*EXERCISE BRIEF*: Every line below that holds the string "under" should be copied out.

*LISTING*:
::::

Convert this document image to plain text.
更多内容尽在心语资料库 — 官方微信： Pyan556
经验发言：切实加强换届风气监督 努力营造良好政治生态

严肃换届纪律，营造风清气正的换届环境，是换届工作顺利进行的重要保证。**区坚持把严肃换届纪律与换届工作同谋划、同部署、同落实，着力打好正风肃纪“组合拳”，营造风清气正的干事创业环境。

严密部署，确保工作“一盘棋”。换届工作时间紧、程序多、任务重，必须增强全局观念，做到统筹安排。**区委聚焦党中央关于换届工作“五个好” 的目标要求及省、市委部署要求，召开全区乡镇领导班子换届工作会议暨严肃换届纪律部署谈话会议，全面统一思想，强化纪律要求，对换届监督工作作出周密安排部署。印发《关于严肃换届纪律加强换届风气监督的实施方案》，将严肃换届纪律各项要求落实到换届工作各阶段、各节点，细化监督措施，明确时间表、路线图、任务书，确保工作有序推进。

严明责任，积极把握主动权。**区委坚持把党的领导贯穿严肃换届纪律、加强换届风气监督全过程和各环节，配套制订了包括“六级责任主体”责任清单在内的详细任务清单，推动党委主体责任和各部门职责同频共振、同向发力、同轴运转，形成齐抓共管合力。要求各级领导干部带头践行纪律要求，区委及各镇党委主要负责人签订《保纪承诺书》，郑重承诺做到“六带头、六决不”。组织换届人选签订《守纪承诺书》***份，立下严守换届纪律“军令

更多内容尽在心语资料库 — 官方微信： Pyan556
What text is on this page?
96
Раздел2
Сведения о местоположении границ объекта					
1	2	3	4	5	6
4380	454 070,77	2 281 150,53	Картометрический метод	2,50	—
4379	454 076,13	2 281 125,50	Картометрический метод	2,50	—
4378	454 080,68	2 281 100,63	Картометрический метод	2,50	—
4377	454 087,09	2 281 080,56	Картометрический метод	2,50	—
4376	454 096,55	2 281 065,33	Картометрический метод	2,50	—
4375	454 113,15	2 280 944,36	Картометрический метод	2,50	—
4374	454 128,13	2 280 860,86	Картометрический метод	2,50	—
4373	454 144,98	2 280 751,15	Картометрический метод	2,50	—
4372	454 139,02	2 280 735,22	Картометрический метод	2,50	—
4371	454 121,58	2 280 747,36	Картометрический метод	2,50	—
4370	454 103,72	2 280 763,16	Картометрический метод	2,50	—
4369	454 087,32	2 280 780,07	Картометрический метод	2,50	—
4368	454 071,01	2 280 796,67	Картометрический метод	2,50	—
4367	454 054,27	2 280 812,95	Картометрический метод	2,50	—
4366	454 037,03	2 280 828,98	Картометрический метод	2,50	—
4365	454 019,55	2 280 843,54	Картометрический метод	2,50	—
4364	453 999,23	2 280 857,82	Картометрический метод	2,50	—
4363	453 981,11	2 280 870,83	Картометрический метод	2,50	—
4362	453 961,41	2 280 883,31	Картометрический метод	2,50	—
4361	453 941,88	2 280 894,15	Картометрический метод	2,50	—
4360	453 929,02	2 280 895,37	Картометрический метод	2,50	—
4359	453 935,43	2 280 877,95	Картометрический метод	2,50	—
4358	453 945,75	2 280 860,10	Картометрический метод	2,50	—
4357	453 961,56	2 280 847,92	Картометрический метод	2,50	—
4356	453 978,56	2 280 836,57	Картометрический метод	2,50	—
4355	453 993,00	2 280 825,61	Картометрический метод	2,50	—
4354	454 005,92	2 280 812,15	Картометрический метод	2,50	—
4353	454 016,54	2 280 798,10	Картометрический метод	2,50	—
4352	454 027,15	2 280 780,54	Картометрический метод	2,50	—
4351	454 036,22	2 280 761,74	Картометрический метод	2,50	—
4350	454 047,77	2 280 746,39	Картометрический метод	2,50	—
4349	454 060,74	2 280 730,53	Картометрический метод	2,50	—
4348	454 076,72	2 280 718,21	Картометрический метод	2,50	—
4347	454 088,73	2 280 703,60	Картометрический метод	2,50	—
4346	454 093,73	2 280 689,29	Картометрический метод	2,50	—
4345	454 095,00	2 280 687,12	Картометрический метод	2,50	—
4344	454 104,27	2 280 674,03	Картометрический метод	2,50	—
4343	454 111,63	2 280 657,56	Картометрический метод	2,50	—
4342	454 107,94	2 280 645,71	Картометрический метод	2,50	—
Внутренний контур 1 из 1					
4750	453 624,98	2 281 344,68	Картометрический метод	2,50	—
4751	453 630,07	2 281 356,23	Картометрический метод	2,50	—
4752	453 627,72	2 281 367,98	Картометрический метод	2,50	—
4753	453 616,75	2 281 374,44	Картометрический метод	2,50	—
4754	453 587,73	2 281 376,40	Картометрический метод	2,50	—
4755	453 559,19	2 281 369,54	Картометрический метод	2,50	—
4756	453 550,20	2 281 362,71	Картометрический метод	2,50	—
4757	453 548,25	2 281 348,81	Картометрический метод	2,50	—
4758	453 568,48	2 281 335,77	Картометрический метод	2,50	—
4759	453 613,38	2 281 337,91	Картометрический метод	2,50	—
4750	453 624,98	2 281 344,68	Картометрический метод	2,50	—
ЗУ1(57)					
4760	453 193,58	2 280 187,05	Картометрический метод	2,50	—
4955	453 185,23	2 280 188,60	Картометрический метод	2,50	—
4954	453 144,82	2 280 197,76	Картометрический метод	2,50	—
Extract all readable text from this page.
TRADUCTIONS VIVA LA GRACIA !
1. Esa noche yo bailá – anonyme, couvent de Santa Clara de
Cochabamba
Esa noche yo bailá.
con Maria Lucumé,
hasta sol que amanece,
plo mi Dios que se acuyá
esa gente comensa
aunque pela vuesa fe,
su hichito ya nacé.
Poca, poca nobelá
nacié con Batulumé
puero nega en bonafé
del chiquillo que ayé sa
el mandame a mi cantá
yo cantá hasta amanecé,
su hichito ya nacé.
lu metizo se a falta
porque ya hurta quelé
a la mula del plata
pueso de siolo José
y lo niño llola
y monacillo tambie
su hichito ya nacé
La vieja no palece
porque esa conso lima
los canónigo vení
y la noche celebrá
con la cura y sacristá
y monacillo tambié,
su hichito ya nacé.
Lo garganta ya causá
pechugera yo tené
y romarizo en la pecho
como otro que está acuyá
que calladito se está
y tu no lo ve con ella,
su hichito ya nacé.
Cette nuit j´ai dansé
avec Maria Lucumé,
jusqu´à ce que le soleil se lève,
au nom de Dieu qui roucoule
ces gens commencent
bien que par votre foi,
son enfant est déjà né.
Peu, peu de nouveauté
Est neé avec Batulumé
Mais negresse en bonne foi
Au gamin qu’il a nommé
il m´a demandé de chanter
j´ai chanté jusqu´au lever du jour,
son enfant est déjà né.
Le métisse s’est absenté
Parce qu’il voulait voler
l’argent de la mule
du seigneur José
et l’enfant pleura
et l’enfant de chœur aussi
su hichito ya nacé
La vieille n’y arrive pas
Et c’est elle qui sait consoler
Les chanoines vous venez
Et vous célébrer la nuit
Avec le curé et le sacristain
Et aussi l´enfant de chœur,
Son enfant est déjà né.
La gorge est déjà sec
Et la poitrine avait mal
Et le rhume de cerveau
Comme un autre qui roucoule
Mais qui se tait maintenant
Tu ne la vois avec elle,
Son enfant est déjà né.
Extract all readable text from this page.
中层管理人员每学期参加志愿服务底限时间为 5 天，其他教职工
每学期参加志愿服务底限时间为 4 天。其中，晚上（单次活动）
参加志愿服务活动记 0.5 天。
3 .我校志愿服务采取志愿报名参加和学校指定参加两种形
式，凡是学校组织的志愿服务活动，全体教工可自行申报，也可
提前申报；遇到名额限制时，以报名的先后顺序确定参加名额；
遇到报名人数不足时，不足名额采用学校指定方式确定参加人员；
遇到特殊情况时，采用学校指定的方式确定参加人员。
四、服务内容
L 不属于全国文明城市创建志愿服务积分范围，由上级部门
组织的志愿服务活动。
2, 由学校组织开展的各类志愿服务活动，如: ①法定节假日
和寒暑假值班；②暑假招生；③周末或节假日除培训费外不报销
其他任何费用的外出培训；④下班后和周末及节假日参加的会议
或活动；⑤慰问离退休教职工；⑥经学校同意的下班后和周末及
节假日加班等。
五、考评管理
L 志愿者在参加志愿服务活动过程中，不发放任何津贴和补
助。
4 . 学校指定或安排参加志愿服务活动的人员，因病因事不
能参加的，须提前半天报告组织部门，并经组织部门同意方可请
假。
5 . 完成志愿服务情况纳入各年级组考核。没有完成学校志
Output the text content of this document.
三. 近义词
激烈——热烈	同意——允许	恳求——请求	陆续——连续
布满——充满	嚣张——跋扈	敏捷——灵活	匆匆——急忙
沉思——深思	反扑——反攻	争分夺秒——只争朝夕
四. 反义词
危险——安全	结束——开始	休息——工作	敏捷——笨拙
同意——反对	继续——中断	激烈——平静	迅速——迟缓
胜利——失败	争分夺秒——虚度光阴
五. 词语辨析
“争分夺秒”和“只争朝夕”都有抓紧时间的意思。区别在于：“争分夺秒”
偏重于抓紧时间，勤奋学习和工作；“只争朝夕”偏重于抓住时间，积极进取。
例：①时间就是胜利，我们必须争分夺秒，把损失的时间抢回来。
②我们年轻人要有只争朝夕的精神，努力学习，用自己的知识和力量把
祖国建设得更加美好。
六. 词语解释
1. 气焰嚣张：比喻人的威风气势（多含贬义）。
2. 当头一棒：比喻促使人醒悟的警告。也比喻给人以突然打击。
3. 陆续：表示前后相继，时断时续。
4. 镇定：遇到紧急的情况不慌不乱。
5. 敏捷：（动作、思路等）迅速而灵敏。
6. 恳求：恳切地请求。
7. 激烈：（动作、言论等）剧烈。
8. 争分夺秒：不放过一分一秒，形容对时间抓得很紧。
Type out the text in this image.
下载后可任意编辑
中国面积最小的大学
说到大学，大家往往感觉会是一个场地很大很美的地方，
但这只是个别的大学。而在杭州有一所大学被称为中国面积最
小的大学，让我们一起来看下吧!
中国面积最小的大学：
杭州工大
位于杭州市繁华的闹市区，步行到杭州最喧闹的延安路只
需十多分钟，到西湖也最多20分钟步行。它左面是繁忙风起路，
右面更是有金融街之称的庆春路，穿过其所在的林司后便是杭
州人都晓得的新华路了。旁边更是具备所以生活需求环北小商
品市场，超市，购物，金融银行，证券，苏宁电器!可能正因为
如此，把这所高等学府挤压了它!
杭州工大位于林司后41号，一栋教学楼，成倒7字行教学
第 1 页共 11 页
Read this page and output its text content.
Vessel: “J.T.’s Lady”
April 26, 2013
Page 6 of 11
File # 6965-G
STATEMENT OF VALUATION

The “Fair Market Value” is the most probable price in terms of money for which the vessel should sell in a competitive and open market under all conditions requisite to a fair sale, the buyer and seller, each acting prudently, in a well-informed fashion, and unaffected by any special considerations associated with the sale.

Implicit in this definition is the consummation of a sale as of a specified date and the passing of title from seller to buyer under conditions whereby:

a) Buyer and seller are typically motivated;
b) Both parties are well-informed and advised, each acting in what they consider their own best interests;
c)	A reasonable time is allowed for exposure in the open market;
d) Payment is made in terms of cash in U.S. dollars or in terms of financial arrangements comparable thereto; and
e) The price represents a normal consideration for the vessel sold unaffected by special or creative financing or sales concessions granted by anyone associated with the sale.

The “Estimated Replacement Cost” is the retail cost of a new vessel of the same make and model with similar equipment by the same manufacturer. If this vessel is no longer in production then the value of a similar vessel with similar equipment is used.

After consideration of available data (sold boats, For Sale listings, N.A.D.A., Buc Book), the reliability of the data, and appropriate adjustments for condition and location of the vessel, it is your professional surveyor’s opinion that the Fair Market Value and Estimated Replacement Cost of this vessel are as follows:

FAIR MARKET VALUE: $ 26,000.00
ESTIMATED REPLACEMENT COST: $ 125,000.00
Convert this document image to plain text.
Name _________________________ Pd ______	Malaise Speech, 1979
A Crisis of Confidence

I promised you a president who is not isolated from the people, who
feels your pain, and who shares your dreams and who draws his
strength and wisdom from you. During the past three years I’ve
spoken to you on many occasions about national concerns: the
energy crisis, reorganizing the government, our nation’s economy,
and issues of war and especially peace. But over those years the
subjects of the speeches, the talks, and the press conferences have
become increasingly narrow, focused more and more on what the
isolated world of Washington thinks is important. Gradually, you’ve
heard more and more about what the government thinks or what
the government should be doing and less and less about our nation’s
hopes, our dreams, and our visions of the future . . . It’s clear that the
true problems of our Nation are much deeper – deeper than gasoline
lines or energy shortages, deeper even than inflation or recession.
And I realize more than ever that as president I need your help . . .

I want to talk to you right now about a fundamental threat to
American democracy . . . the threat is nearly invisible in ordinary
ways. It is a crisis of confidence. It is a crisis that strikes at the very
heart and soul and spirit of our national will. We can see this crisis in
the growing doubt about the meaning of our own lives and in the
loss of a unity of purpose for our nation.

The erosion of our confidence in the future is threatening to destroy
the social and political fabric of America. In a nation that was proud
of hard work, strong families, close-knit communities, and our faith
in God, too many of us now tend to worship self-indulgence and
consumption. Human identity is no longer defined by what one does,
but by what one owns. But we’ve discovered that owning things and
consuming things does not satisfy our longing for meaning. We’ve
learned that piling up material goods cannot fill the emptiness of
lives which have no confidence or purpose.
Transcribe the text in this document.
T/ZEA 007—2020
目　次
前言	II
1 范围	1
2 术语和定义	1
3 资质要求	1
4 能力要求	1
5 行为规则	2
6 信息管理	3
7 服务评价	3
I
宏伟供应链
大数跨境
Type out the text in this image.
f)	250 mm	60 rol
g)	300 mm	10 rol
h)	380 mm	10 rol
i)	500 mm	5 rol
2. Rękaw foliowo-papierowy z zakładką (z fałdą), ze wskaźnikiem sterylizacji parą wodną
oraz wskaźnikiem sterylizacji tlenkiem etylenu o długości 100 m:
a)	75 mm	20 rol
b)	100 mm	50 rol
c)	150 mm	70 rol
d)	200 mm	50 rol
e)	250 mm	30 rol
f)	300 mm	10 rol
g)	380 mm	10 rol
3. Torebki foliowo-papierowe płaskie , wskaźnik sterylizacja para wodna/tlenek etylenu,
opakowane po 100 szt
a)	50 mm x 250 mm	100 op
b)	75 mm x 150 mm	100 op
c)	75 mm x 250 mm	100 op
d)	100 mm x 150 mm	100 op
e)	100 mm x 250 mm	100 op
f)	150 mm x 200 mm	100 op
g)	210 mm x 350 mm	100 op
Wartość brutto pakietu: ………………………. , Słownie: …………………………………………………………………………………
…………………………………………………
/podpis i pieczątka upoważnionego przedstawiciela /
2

::::

*EXERCISE RESULT*:
The “Fair Market Value” is the most probable price in terms of money for which the vessel should sell in a competitive and open market under all conditions requisite to a fair sale, the buyer and seller, each acting prudently, in a well-informed fashion, and unaffected by any special considerations associated with the sale.
Implicit in this definition is the consummation of a sale as of a specified date and the passing of title from seller to buyer under conditions whereby:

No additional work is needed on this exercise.